* _Requirement_
State the number of lines in these records holding "Temperature". Say nothing more.

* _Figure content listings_
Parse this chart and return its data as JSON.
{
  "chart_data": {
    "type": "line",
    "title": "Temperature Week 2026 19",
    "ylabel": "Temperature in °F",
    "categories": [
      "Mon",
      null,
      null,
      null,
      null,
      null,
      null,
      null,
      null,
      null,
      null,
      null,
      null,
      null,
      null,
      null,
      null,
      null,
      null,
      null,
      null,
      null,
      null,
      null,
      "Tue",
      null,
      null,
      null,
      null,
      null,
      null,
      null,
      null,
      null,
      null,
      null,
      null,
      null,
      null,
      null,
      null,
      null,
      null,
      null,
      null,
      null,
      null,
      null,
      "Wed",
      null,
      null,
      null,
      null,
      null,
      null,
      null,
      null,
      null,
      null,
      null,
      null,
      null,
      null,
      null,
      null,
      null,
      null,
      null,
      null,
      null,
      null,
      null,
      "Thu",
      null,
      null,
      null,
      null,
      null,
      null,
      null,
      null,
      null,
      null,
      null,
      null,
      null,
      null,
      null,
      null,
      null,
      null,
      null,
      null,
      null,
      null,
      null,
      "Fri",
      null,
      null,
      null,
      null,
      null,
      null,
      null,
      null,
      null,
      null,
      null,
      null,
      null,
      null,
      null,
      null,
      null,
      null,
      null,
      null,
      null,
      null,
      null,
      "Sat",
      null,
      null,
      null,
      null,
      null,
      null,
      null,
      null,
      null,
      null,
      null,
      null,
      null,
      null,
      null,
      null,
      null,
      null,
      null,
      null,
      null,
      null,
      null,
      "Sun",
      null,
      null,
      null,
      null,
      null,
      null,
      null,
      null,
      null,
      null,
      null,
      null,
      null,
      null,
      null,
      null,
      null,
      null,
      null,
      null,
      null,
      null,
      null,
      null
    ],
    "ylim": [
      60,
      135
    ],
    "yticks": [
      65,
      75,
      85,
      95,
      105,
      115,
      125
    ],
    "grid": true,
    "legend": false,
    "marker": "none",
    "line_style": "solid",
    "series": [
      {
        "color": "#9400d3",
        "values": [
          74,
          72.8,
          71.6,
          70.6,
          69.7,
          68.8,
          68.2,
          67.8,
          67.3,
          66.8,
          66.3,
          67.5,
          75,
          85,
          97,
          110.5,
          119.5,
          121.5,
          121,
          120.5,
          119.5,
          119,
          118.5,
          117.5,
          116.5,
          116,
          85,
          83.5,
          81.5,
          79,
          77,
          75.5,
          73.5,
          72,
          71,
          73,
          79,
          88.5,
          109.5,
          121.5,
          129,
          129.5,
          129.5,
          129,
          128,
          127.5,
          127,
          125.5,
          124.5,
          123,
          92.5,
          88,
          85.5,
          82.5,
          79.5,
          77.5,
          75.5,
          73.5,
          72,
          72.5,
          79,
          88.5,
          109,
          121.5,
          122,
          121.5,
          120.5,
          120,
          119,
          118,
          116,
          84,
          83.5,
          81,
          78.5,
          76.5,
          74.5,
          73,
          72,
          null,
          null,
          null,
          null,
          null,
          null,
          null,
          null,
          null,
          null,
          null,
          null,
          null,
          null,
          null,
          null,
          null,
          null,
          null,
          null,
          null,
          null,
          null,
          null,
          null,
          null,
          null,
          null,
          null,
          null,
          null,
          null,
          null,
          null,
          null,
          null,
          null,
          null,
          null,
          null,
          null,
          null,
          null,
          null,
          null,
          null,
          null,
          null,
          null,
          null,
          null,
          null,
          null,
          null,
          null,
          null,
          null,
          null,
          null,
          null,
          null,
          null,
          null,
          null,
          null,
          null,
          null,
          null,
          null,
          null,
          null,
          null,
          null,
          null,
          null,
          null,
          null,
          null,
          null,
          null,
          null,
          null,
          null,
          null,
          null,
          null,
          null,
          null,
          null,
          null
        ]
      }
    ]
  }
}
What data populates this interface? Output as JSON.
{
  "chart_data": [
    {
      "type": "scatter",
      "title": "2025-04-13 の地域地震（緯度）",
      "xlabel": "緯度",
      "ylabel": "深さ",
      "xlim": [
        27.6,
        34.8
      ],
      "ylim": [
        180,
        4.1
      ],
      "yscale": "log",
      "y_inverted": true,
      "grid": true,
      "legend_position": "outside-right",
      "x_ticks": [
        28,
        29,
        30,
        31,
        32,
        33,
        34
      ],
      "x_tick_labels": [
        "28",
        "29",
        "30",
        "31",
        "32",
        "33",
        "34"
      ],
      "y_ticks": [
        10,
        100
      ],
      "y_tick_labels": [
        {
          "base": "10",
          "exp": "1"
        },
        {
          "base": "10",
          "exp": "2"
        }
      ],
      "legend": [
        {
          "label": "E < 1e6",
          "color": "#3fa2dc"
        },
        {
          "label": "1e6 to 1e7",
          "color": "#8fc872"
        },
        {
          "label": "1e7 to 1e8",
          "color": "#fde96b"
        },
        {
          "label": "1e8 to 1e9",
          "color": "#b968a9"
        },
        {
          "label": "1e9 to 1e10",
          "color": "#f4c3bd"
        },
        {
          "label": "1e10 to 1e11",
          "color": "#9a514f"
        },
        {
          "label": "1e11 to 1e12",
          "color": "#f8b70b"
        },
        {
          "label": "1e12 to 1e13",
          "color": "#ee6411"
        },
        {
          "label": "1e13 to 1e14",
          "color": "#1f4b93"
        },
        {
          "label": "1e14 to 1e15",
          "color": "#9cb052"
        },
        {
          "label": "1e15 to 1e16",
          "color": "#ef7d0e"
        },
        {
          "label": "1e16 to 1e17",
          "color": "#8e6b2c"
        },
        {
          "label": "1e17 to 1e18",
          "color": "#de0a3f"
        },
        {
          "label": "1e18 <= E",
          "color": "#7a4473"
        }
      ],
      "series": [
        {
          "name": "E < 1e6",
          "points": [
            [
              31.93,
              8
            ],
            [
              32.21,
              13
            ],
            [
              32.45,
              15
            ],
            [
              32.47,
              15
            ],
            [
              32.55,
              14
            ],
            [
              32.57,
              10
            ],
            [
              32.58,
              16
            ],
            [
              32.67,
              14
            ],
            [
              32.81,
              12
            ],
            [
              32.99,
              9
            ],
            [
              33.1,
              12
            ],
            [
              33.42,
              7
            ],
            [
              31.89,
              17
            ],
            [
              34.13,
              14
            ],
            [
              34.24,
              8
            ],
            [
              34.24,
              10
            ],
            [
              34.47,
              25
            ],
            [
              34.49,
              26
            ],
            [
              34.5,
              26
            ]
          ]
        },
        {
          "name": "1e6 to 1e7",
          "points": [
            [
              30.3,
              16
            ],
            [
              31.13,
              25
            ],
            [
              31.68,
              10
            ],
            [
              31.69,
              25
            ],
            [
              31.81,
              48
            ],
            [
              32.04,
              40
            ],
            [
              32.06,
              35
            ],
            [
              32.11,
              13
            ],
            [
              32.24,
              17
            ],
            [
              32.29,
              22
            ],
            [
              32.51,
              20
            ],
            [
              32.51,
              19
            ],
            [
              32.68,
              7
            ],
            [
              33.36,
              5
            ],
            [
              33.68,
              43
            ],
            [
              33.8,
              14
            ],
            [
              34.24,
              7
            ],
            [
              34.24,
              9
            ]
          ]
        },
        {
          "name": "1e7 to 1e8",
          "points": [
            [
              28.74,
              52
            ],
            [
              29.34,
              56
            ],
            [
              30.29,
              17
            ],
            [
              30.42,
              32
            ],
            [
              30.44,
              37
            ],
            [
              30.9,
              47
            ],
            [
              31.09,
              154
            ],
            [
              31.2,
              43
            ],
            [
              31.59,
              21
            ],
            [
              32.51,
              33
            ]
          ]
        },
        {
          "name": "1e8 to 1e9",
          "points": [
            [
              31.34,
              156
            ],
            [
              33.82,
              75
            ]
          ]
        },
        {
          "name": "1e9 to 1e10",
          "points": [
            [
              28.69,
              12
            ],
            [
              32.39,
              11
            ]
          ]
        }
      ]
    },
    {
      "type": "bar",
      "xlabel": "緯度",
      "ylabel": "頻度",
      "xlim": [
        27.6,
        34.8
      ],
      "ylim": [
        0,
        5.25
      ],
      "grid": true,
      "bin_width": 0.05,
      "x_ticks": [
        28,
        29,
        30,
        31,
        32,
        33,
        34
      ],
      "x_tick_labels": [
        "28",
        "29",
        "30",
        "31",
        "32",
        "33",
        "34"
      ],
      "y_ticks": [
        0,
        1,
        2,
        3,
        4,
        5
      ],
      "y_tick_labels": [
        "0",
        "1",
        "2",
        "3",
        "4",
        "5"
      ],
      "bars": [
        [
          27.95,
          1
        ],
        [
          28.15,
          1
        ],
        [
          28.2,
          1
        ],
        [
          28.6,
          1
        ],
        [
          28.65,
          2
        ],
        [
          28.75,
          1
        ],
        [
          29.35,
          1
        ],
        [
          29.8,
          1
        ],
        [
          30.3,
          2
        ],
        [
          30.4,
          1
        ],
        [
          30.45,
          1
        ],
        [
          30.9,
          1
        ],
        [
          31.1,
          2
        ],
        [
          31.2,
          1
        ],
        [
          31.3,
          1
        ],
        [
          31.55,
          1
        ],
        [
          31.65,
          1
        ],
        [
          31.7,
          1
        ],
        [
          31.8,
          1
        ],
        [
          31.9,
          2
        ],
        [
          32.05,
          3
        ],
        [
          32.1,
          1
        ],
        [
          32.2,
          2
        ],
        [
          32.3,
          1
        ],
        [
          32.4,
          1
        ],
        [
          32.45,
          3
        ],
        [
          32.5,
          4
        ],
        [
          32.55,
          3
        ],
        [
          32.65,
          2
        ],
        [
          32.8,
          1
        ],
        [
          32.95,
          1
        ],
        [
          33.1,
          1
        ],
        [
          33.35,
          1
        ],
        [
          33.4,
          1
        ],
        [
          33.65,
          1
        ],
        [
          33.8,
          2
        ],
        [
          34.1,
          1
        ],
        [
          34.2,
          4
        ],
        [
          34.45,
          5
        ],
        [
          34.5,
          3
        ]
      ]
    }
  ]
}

* _Expected output_
2